BEGIN
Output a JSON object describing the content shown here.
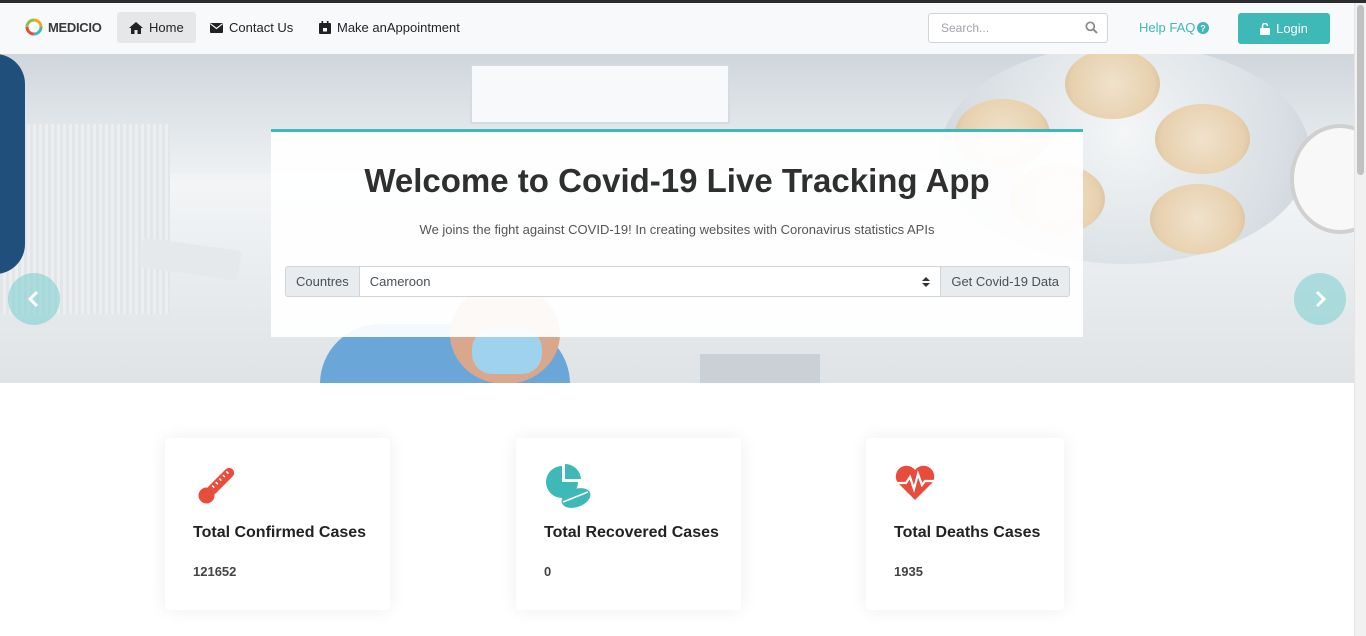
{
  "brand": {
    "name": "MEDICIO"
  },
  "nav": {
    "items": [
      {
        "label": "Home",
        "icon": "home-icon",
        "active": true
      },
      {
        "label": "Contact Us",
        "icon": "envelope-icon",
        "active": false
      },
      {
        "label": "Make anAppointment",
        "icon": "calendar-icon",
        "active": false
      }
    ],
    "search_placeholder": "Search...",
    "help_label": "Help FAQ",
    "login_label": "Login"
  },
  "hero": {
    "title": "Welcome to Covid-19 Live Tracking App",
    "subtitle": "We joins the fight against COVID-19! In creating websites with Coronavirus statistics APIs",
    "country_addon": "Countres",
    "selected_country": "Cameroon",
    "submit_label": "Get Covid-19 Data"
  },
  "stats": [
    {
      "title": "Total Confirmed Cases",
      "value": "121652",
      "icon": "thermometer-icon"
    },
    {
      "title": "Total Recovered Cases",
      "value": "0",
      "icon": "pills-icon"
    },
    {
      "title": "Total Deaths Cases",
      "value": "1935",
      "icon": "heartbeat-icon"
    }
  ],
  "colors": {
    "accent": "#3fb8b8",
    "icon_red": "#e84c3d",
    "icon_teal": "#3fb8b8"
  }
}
END
**Task prompt:**
Please copy the data above exactly, omitting the pictures.

**Exercise response:**
Output a JSON object describing the content shown here.
{
  "brand": {
    "name": "MEDICIO"
  },
  "nav": {
    "items": [
      {
        "label": "Home",
        "icon": "home-icon",
        "active": true
      },
      {
        "label": "Contact Us",
        "icon": "envelope-icon",
        "active": false
      },
      {
        "label": "Make anAppointment",
        "icon": "calendar-icon",
        "active": false
      }
    ],
    "search_placeholder": "Search...",
    "help_label": "Help FAQ",
    "login_label": "Login"
  },
  "hero": {
    "title": "Welcome to Covid-19 Live Tracking App",
    "subtitle": "We joins the fight against COVID-19! In creating websites with Coronavirus statistics APIs",
    "country_addon": "Countres",
    "selected_country": "Cameroon",
    "submit_label": "Get Covid-19 Data"
  },
  "stats": [
    {
      "title": "Total Confirmed Cases",
      "value": "121652",
      "icon": "thermometer-icon"
    },
    {
      "title": "Total Recovered Cases",
      "value": "0",
      "icon": "pills-icon"
    },
    {
      "title": "Total Deaths Cases",
      "value": "1935",
      "icon": "heartbeat-icon"
    }
  ],
  "colors": {
    "accent": "#3fb8b8",
    "icon_red": "#e84c3d",
    "icon_teal": "#3fb8b8"
  }
}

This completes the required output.